Data supplied:
★ ★ ★ ★ ★

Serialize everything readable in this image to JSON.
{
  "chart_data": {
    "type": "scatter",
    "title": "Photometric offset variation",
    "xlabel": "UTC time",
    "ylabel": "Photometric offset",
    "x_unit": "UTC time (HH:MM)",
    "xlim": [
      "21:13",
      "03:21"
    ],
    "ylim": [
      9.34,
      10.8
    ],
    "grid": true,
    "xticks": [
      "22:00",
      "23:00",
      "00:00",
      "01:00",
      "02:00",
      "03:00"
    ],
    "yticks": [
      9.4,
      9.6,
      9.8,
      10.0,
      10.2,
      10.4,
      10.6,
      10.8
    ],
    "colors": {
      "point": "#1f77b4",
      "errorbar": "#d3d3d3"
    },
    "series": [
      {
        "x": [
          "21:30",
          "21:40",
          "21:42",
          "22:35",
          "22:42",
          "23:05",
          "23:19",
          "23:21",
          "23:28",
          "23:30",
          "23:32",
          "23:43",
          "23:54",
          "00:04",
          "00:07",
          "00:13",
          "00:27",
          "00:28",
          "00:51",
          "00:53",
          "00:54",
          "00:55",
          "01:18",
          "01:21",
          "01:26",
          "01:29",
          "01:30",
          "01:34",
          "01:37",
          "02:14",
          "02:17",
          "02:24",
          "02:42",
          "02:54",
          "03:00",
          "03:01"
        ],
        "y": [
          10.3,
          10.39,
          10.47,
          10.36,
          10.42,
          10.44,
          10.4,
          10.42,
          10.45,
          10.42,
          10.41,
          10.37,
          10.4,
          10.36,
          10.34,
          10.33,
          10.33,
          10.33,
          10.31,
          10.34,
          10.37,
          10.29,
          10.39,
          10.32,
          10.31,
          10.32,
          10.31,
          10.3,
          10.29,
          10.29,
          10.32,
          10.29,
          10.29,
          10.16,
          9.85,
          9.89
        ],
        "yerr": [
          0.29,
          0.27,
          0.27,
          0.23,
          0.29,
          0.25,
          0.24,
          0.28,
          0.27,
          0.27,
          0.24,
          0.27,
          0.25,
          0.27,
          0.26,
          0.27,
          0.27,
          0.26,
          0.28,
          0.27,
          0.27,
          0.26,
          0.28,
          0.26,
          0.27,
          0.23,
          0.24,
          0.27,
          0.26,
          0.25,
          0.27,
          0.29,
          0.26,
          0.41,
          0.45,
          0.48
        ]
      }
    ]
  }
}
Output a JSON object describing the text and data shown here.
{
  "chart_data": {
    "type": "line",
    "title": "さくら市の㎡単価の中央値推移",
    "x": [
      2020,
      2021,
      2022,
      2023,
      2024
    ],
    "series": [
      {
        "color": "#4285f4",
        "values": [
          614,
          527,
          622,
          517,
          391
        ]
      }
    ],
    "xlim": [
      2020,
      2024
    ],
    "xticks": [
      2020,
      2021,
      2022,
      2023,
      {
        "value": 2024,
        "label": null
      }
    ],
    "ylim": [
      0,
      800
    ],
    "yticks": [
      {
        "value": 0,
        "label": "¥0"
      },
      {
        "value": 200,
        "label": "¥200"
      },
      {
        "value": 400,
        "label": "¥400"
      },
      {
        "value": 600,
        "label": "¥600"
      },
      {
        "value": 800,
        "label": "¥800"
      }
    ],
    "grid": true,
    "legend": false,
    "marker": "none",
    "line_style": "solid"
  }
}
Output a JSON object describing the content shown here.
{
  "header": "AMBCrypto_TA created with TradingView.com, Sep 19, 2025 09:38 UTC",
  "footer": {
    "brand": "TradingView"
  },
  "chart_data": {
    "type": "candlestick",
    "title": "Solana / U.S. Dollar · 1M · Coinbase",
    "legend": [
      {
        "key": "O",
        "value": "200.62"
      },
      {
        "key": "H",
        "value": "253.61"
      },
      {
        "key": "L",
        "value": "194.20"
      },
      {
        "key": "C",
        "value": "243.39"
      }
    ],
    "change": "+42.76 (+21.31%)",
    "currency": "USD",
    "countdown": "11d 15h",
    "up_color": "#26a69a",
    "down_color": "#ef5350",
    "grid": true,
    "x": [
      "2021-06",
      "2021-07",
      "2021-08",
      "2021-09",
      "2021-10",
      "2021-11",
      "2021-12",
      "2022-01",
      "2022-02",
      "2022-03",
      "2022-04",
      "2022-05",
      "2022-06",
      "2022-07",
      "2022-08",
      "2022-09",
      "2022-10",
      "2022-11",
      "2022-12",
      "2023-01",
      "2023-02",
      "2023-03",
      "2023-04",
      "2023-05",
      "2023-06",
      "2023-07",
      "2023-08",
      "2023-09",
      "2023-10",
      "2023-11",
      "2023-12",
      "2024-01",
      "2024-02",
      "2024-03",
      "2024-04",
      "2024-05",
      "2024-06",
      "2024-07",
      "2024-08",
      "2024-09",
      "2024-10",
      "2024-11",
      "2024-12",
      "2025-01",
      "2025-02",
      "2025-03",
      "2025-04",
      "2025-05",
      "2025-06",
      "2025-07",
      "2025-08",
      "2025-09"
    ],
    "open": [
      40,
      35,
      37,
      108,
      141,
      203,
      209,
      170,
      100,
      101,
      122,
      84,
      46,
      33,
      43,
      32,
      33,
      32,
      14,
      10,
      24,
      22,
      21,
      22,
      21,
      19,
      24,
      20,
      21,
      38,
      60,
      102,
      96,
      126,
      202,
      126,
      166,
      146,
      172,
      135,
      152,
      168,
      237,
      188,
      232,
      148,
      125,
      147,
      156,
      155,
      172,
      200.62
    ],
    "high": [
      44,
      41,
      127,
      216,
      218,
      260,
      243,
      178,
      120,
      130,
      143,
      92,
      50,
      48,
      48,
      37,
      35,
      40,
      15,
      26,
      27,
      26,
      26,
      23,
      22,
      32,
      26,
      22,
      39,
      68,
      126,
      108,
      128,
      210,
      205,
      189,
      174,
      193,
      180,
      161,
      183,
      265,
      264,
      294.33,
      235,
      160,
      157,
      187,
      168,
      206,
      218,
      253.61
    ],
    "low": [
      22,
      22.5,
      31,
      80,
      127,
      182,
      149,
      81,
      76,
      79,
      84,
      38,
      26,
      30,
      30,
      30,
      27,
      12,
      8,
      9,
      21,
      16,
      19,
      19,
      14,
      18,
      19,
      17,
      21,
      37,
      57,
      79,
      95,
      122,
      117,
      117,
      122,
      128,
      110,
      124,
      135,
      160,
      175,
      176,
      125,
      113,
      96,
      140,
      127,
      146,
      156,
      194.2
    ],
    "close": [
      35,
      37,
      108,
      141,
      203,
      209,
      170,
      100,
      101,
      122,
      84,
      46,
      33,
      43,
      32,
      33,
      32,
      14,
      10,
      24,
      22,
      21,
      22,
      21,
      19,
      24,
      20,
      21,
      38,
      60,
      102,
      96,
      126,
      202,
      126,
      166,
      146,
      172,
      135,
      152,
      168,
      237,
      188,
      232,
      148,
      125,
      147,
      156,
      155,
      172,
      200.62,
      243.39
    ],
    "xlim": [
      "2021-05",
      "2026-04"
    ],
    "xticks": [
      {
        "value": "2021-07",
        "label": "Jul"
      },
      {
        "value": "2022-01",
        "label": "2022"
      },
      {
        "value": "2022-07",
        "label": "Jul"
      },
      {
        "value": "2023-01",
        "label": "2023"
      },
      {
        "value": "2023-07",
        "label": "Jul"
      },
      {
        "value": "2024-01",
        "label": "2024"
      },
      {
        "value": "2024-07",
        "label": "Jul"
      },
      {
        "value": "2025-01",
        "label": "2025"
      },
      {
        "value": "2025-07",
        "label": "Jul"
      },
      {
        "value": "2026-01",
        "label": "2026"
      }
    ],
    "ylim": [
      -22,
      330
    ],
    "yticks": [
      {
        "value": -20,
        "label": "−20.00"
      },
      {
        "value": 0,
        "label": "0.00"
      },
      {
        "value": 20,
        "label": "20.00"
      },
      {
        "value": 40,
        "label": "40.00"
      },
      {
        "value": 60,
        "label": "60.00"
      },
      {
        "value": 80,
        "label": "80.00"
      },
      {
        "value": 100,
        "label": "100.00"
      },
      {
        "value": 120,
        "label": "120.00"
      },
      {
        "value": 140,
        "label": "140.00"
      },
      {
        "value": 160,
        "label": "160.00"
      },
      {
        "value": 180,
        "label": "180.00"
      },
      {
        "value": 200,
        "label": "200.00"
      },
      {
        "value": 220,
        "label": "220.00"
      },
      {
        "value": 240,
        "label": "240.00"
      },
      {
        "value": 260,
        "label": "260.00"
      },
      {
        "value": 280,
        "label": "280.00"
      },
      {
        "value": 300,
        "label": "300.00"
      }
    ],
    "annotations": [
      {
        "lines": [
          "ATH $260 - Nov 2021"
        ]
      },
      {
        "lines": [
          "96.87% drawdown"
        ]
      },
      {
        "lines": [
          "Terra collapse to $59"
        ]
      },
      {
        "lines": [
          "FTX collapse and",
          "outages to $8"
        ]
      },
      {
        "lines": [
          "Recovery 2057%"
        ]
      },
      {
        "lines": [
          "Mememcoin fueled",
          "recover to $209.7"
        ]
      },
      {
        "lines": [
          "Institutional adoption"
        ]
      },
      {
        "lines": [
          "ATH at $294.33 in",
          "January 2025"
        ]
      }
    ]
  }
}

★ ★ ★ ★ ★

Look above for every line with the word "JSON" and copy it.

Full response:
Serialize everything readable in this image to JSON.
Output a JSON object describing the text and data shown here.
Output a JSON object describing the content shown here.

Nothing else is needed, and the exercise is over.